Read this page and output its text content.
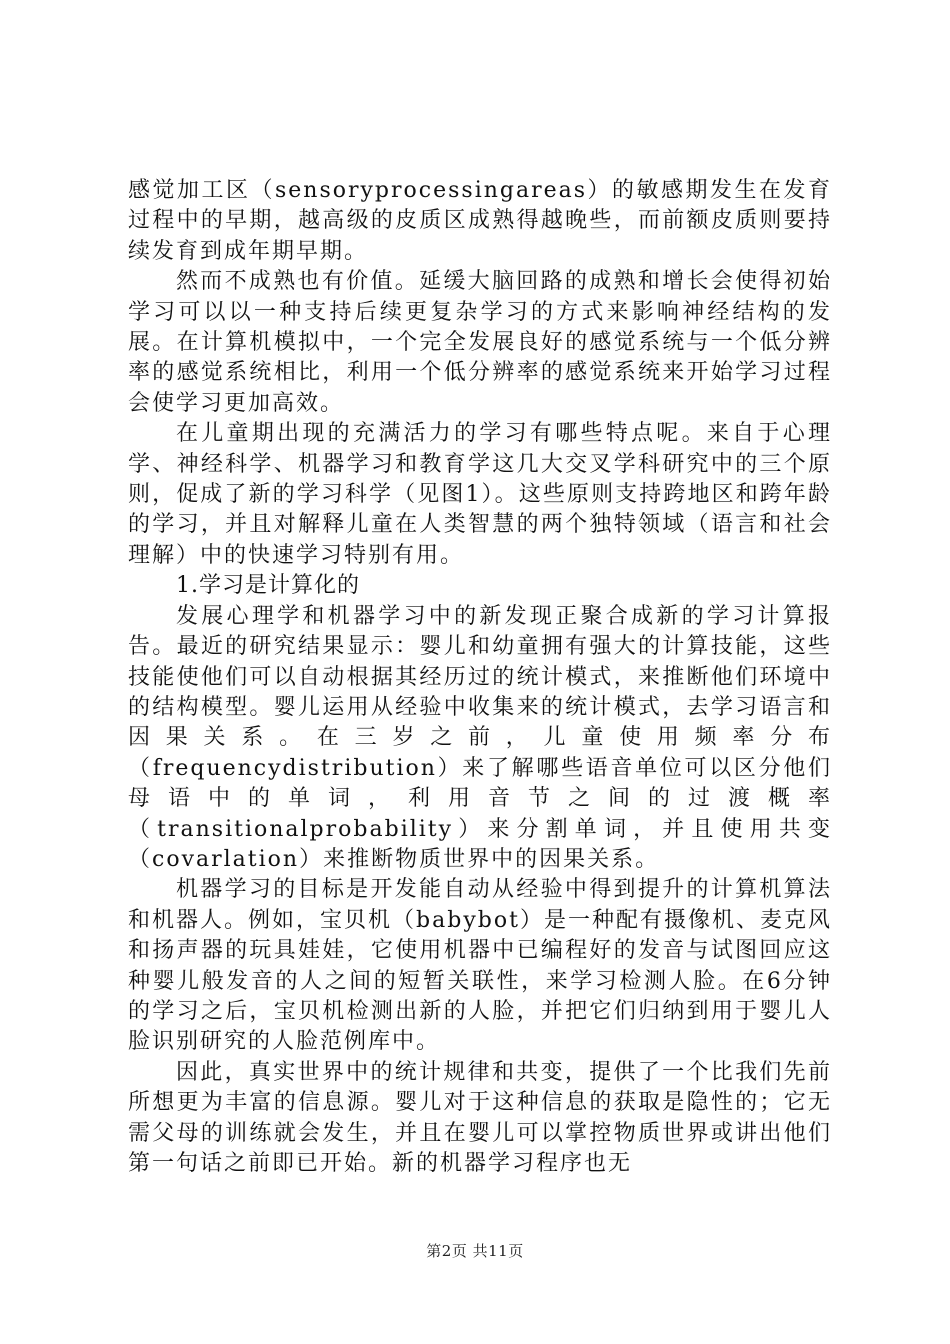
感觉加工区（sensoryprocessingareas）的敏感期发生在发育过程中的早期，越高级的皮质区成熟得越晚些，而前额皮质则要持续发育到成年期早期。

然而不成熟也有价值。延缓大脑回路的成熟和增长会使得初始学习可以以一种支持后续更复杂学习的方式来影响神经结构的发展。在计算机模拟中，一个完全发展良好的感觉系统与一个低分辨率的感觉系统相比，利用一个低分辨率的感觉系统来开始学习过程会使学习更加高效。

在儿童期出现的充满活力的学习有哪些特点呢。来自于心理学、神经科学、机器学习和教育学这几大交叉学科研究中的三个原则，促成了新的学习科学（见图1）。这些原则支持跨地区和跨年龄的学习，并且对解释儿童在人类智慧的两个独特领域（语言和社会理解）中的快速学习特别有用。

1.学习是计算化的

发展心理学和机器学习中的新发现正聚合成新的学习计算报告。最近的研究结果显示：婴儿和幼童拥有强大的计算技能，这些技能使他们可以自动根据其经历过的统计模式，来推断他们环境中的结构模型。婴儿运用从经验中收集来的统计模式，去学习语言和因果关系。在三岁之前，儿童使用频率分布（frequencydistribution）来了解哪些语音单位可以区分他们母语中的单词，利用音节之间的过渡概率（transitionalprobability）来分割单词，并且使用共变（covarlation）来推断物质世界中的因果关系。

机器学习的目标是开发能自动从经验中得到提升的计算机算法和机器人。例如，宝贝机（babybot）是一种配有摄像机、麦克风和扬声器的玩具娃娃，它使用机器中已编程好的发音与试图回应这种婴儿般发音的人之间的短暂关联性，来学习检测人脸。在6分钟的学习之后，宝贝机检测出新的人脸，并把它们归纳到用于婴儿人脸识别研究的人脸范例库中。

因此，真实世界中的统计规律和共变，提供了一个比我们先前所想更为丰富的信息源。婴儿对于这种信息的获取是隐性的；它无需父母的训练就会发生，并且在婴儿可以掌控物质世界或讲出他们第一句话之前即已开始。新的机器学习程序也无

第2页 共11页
·····
## PROBLEM DESCRIPTION
Transcribe the material exactly, leaving every picture out.

## WRITTEN REPLY
Read this page and output its text content.
感觉加工区（sensoryprocessingareas）的敏感期发生在发育过程中的早期，越高级的皮质区成熟得越晚些，而前额皮质则要持续发育到成年期早期。

然而不成熟也有价值。延缓大脑回路的成熟和增长会使得初始学习可以以一种支持后续更复杂学习的方式来影响神经结构的发展。在计算机模拟中，一个完全发展良好的感觉系统与一个低分辨率的感觉系统相比，利用一个低分辨率的感觉系统来开始学习过程会使学习更加高效。

在儿童期出现的充满活力的学习有哪些特点呢。来自于心理学、神经科学、机器学习和教育学这几大交叉学科研究中的三个原则，促成了新的学习科学（见图1）。这些原则支持跨地区和跨年龄的学习，并且对解释儿童在人类智慧的两个独特领域（语言和社会理解）中的快速学习特别有用。

1.学习是计算化的

发展心理学和机器学习中的新发现正聚合成新的学习计算报告。最近的研究结果显示：婴儿和幼童拥有强大的计算技能，这些技能使他们可以自动根据其经历过的统计模式，来推断他们环境中的结构模型。婴儿运用从经验中收集来的统计模式，去学习语言和因果关系。在三岁之前，儿童使用频率分布（frequencydistribution）来了解哪些语音单位可以区分他们母语中的单词，利用音节之间的过渡概率（transitionalprobability）来分割单词，并且使用共变（covarlation）来推断物质世界中的因果关系。

机器学习的目标是开发能自动从经验中得到提升的计算机算法和机器人。例如，宝贝机（babybot）是一种配有摄像机、麦克风和扬声器的玩具娃娃，它使用机器中已编程好的发音与试图回应这种婴儿般发音的人之间的短暂关联性，来学习检测人脸。在6分钟的学习之后，宝贝机检测出新的人脸，并把它们归纳到用于婴儿人脸识别研究的人脸范例库中。

因此，真实世界中的统计规律和共变，提供了一个比我们先前所想更为丰富的信息源。婴儿对于这种信息的获取是隐性的；它无需父母的训练就会发生，并且在婴儿可以掌控物质世界或讲出他们第一句话之前即已开始。新的机器学习程序也无

第2页 共11页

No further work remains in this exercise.